_LISTING:_
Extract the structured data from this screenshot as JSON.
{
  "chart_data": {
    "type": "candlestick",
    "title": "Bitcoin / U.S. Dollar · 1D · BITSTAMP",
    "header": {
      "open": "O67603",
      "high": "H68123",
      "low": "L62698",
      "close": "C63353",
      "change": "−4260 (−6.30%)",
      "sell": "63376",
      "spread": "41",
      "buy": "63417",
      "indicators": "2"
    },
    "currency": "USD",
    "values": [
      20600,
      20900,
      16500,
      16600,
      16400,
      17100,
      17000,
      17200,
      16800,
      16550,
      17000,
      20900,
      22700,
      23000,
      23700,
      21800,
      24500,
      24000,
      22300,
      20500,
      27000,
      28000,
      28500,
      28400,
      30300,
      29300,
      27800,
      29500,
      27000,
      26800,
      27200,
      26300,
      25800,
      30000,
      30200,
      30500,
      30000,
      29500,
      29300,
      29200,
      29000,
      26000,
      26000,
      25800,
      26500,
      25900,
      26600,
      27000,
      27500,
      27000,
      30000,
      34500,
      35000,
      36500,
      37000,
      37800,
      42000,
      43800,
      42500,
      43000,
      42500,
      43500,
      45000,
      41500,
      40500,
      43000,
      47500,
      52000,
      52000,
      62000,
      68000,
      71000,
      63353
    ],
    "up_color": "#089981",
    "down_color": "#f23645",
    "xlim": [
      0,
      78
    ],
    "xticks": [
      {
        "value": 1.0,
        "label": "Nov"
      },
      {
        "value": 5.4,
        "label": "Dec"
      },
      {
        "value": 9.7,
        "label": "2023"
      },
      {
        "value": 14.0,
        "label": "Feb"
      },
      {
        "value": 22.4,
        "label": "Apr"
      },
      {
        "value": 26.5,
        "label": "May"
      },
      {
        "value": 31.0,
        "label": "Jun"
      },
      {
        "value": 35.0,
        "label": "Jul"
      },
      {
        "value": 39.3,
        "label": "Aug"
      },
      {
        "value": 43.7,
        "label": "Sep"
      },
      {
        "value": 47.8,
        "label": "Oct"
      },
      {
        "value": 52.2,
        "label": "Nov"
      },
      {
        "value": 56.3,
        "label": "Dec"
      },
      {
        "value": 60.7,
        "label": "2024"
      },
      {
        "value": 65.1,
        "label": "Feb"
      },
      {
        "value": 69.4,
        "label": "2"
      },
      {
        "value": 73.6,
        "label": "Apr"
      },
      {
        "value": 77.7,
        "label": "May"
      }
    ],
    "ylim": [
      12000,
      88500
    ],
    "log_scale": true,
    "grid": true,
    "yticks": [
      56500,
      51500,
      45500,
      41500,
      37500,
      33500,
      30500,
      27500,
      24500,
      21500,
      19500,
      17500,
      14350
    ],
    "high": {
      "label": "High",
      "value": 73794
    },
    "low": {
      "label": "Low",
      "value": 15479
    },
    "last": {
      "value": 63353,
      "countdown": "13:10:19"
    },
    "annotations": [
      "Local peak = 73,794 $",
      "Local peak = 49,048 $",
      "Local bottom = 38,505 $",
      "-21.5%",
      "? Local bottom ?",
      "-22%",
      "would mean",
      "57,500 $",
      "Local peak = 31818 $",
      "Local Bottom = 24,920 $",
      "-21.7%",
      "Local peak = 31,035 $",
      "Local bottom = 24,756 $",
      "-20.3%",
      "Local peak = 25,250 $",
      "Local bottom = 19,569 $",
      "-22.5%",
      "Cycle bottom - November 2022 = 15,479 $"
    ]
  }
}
--
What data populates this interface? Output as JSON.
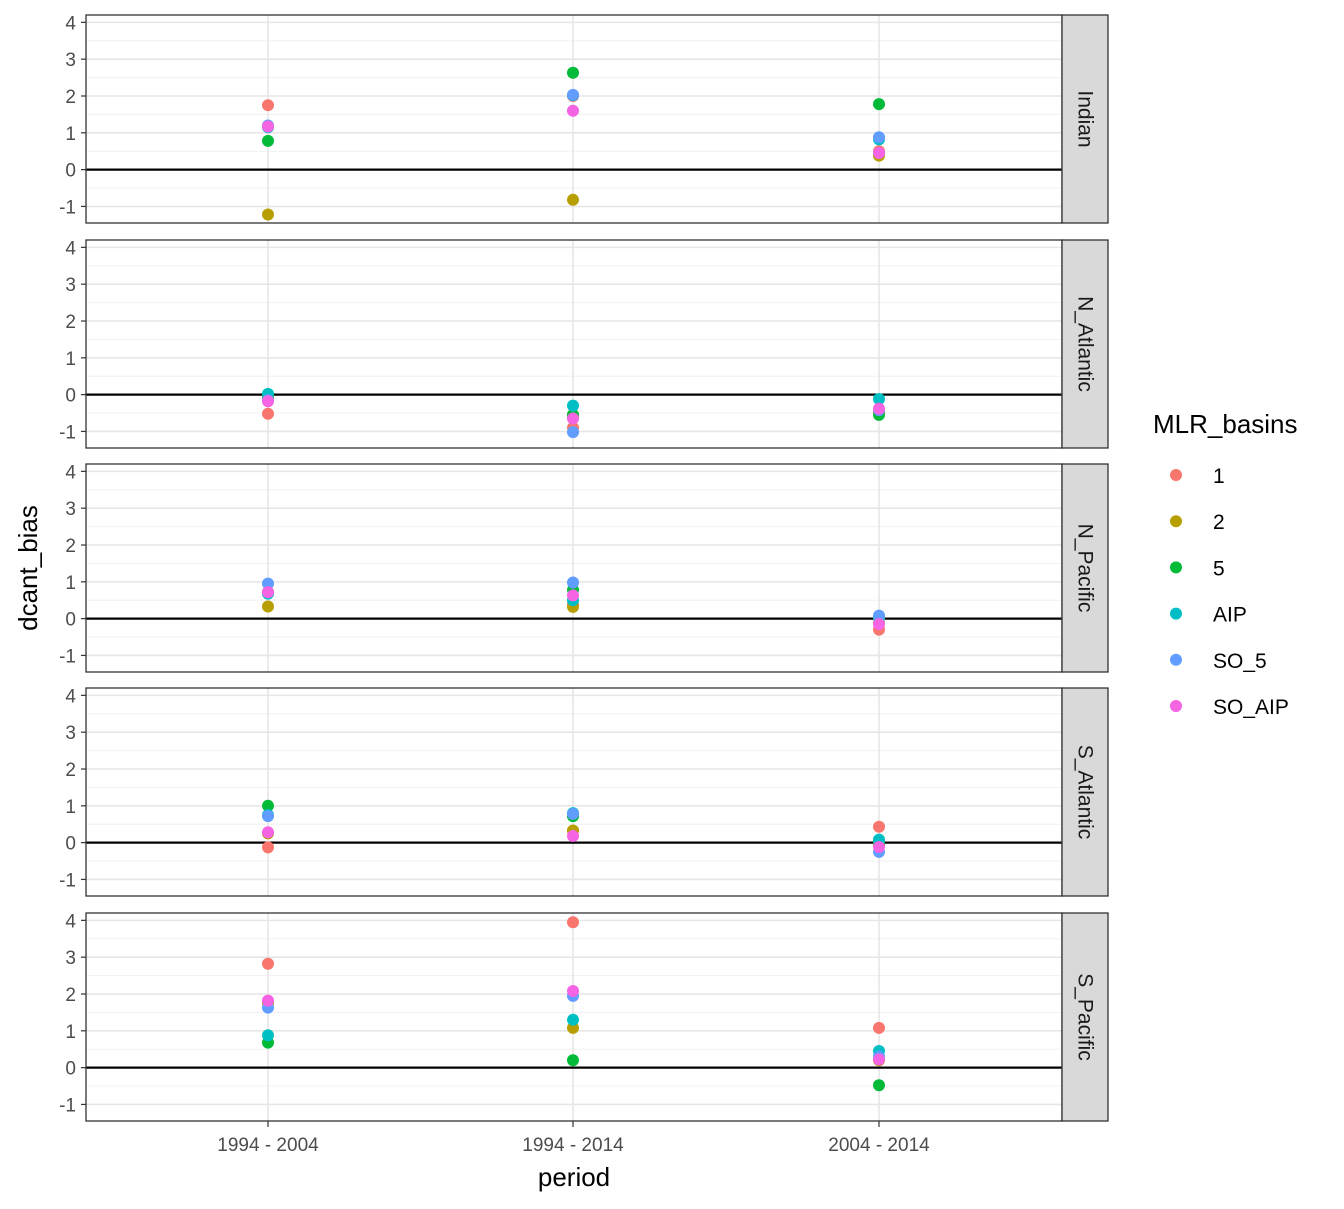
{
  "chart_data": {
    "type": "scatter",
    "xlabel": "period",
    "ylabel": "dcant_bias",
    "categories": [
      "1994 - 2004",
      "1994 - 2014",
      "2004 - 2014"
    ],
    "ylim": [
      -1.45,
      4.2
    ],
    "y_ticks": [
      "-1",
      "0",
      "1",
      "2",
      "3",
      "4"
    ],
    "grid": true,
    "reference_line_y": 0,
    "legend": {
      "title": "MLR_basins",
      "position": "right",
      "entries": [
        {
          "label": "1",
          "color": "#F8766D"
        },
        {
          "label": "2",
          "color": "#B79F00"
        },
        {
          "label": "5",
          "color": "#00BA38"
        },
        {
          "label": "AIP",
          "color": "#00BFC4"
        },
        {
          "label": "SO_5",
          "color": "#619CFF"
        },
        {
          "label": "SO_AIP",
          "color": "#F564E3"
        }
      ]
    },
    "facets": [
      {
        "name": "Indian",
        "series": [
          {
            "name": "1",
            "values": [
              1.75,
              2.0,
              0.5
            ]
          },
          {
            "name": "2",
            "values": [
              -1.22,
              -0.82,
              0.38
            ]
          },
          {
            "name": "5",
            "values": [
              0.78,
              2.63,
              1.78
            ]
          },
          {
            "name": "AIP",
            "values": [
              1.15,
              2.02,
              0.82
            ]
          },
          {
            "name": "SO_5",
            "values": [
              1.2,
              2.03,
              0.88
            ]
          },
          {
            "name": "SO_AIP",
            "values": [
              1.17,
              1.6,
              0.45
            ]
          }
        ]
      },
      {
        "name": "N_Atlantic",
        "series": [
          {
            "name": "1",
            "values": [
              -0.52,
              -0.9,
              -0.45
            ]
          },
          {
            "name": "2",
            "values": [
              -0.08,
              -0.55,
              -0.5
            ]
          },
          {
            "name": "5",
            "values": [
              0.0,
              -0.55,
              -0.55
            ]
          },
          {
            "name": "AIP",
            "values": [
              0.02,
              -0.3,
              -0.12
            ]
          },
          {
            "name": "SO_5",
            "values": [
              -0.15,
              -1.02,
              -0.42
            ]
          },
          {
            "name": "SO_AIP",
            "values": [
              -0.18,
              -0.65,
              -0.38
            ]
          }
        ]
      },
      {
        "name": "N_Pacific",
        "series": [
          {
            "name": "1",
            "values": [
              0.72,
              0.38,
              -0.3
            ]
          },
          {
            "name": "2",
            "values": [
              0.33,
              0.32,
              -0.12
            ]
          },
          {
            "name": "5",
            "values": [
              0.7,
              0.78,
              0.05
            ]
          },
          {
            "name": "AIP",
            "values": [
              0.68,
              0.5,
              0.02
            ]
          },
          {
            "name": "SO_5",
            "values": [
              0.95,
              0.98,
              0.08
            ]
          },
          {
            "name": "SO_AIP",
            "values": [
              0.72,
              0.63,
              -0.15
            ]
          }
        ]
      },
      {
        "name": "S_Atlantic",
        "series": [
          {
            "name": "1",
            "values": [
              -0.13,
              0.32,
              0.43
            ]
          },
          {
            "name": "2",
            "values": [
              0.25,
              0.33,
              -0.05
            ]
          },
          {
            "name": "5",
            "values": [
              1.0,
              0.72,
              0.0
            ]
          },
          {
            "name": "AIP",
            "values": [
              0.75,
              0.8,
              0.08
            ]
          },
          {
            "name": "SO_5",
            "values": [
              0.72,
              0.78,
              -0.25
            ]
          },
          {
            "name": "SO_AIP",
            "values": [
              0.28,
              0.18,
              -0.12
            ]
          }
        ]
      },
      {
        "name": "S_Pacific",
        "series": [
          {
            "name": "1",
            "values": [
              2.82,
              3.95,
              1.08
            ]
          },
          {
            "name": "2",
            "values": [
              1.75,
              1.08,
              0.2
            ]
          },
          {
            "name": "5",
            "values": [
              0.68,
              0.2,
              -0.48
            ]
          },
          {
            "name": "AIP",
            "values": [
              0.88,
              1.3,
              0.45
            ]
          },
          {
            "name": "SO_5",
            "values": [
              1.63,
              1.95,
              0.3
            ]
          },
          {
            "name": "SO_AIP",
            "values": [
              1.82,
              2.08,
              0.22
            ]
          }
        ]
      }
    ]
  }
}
==
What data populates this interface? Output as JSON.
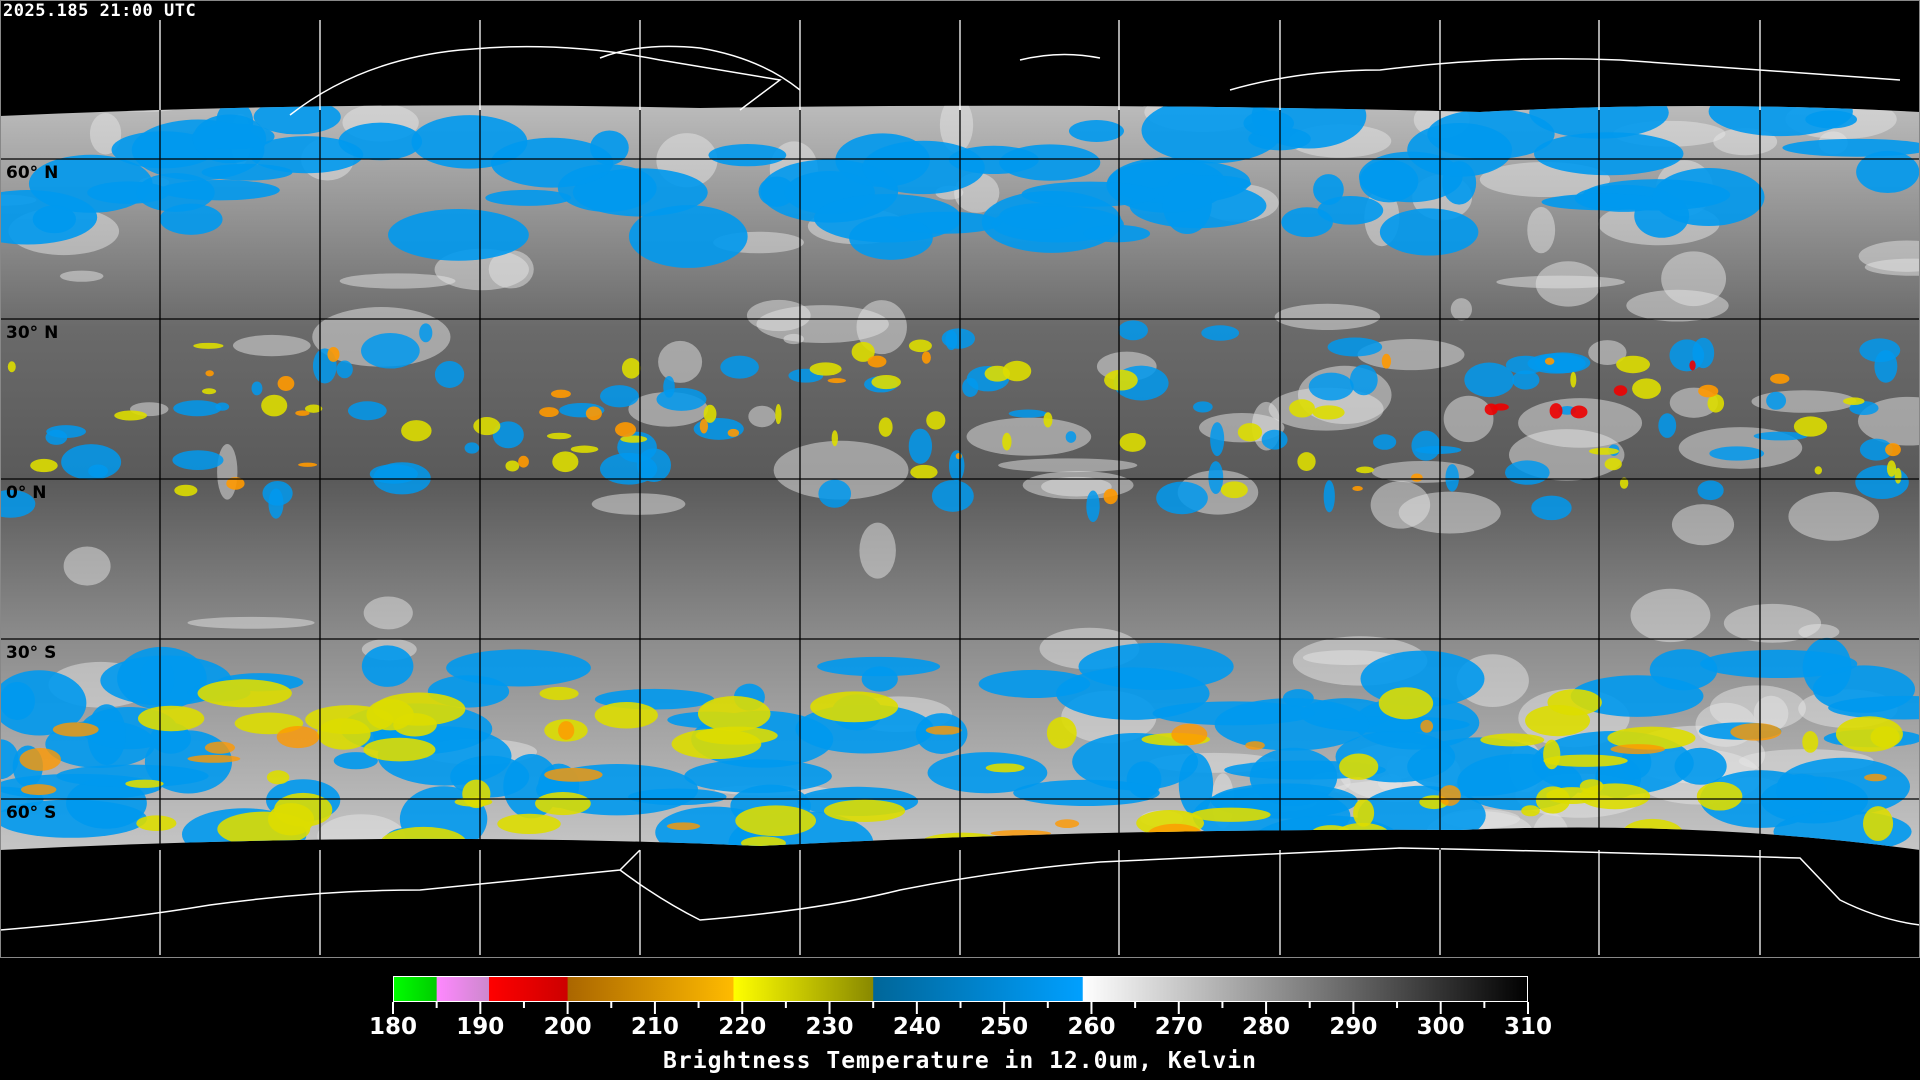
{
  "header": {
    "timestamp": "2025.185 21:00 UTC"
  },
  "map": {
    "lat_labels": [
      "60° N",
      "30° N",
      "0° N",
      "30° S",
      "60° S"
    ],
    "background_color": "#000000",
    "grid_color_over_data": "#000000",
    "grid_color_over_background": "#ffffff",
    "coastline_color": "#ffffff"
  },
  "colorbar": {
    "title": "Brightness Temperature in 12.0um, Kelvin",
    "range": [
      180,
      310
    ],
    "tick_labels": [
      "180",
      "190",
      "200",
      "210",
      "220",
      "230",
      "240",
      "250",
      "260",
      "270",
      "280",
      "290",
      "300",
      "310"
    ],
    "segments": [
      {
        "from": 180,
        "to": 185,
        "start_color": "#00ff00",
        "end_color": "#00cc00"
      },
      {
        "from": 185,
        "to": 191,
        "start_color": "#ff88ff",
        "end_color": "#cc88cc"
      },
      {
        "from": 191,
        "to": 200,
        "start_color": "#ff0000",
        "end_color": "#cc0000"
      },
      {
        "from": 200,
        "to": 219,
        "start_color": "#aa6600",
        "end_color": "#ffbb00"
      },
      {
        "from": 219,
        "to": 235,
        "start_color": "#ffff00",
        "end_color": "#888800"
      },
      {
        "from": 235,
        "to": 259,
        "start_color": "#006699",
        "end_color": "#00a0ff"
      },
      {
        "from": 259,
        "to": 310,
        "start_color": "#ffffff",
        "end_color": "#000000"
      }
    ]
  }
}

_WHAT IS NEEDED:_
Each line that contains the string "ffffff" counts once; say how many there are and nothing else.

_EXERCISE RESPONSE:_
3